# [Problem to work on]
Copy out every line exactly as given.

(Extracted data entries)
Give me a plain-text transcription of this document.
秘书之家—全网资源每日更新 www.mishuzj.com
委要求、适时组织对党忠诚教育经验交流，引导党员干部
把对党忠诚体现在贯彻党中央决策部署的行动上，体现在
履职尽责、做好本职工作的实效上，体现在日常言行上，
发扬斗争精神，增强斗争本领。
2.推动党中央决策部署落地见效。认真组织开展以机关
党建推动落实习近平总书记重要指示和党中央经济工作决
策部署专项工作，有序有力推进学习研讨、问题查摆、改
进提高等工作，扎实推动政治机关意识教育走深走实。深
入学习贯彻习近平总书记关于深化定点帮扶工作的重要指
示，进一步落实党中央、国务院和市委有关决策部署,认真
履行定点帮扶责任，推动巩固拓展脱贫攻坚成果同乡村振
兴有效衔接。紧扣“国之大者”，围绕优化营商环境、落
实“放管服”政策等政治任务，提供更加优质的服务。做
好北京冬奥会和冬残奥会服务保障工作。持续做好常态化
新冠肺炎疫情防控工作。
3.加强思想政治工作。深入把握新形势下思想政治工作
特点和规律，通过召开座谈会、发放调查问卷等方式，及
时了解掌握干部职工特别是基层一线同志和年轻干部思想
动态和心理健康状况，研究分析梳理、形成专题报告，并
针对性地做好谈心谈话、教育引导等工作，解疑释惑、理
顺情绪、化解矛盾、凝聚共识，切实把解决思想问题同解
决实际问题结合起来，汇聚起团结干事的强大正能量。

# [Result below]
Give me a plain-text transcription of this document.
秘书之家—全网资源每日更新 www.mishuzj.com
委要求、适时组织对党忠诚教育经验交流，引导党员干部
把对党忠诚体现在贯彻党中央决策部署的行动上，体现在
履职尽责、做好本职工作的实效上，体现在日常言行上，
发扬斗争精神，增强斗争本领。
2.推动党中央决策部署落地见效。认真组织开展以机关
党建推动落实习近平总书记重要指示和党中央经济工作决
策部署专项工作，有序有力推进学习研讨、问题查摆、改
进提高等工作，扎实推动政治机关意识教育走深走实。深
入学习贯彻习近平总书记关于深化定点帮扶工作的重要指
示，进一步落实党中央、国务院和市委有关决策部署,认真
履行定点帮扶责任，推动巩固拓展脱贫攻坚成果同乡村振
兴有效衔接。紧扣“国之大者”，围绕优化营商环境、落
实“放管服”政策等政治任务，提供更加优质的服务。做
好北京冬奥会和冬残奥会服务保障工作。持续做好常态化
新冠肺炎疫情防控工作。
3.加强思想政治工作。深入把握新形势下思想政治工作
特点和规律，通过召开座谈会、发放调查问卷等方式，及
时了解掌握干部职工特别是基层一线同志和年轻干部思想
动态和心理健康状况，研究分析梳理、形成专题报告，并
针对性地做好谈心谈话、教育引导等工作，解疑释惑、理
顺情绪、化解矛盾、凝聚共识，切实把解决思想问题同解
决实际问题结合起来，汇聚起团结干事的强大正能量。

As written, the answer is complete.